### GOAL OF THE EXERCISE:
Extract each line from the entries below that has the string "color" in it.

### THE INPUT:
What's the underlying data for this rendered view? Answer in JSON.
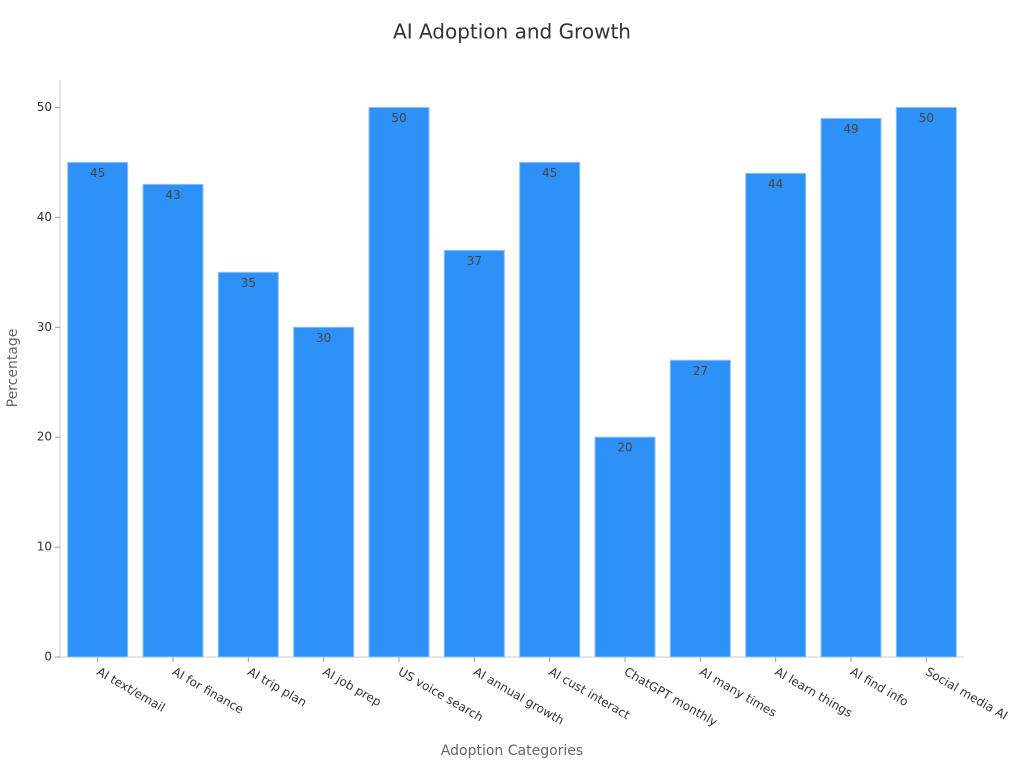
{
  "chart_data": {
    "type": "bar",
    "title": "AI Adoption and Growth",
    "x_label": "Adoption Categories",
    "y_label": "Percentage",
    "categories": [
      "AI text/email",
      "AI for finance",
      "AI trip plan",
      "AI job prep",
      "US voice search",
      "AI annual growth",
      "AI cust interact",
      "ChatGPT monthly",
      "AI many times",
      "AI learn things",
      "AI find info",
      "Social media AI"
    ],
    "values": [
      45,
      43,
      35,
      30,
      50,
      37,
      45,
      20,
      27,
      44,
      49,
      50
    ],
    "color": "#2e91f7",
    "ylim": [
      0,
      52.5
    ],
    "yticks": [
      0,
      10,
      20,
      30,
      40,
      50
    ],
    "grid": false
  }
}
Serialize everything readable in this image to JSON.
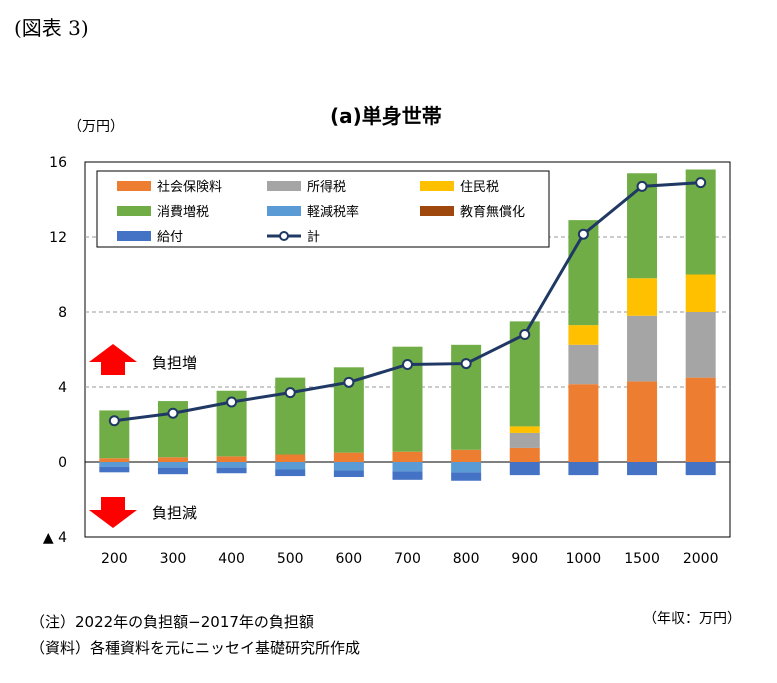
{
  "figure_label": "(図表 3)",
  "unit_label": "（万円）",
  "x_unit_label": "（年収：万円）",
  "notes": [
    "（注）2022年の負担額−2017年の負担額",
    "（資料）各種資料を元にニッセイ基礎研究所作成"
  ],
  "annotations": {
    "increase": "負担増",
    "decrease": "負担減"
  },
  "chart_data": {
    "type": "bar",
    "stacked": true,
    "title": "(a)単身世帯",
    "xlabel": "",
    "ylabel": "",
    "ylim": [
      -4,
      16
    ],
    "yticks": [
      -4,
      0,
      4,
      8,
      12,
      16
    ],
    "ytick_labels": [
      "▲ 4",
      "0",
      "4",
      "8",
      "12",
      "16"
    ],
    "grid": "horizontal-dashed",
    "legend_position": "top-left",
    "categories": [
      "200",
      "300",
      "400",
      "500",
      "600",
      "700",
      "800",
      "900",
      "1000",
      "1500",
      "2000"
    ],
    "series": [
      {
        "name": "社会保険料",
        "color": "#ED7D31",
        "kind": "bar",
        "values": [
          0.2,
          0.25,
          0.3,
          0.4,
          0.5,
          0.55,
          0.65,
          0.75,
          4.15,
          4.3,
          4.5
        ]
      },
      {
        "name": "所得税",
        "color": "#A5A5A5",
        "kind": "bar",
        "values": [
          0,
          0,
          0,
          0,
          0,
          0,
          0,
          0.8,
          2.1,
          3.5,
          3.5
        ]
      },
      {
        "name": "住民税",
        "color": "#FFC000",
        "kind": "bar",
        "values": [
          0,
          0,
          0,
          0,
          0,
          0,
          0,
          0.35,
          1.05,
          2.0,
          2.0
        ]
      },
      {
        "name": "消費増税",
        "color": "#70AD47",
        "kind": "bar",
        "values": [
          2.55,
          3.0,
          3.5,
          4.1,
          4.55,
          5.6,
          5.6,
          5.6,
          5.6,
          5.6,
          5.6
        ]
      },
      {
        "name": "軽減税率",
        "color": "#5B9BD5",
        "kind": "bar",
        "values": [
          -0.25,
          -0.3,
          -0.3,
          -0.4,
          -0.45,
          -0.5,
          -0.55,
          0,
          0,
          0,
          0
        ]
      },
      {
        "name": "教育無償化",
        "color": "#9E480E",
        "kind": "bar",
        "values": [
          0,
          0,
          0,
          0,
          0,
          0,
          0,
          0,
          0,
          0,
          0
        ]
      },
      {
        "name": "給付",
        "color": "#4472C4",
        "kind": "bar",
        "values": [
          -0.3,
          -0.35,
          -0.3,
          -0.35,
          -0.35,
          -0.45,
          -0.45,
          -0.7,
          -0.7,
          -0.7,
          -0.7
        ]
      },
      {
        "name": "計",
        "color": "#1F3864",
        "kind": "line",
        "values": [
          2.2,
          2.6,
          3.2,
          3.7,
          4.25,
          5.2,
          5.25,
          6.8,
          12.15,
          14.7,
          14.9
        ]
      }
    ]
  }
}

### SOLUTION FOR THIS PROBLEM:
    "color": "#2e91f7",
        "color": "#ED7D31",
        "color": "#A5A5A5",
        "color": "#FFC000",
        "color": "#70AD47",
        "color": "#5B9BD5",
        "color": "#9E480E",
        "color": "#4472C4",
        "color": "#1F3864",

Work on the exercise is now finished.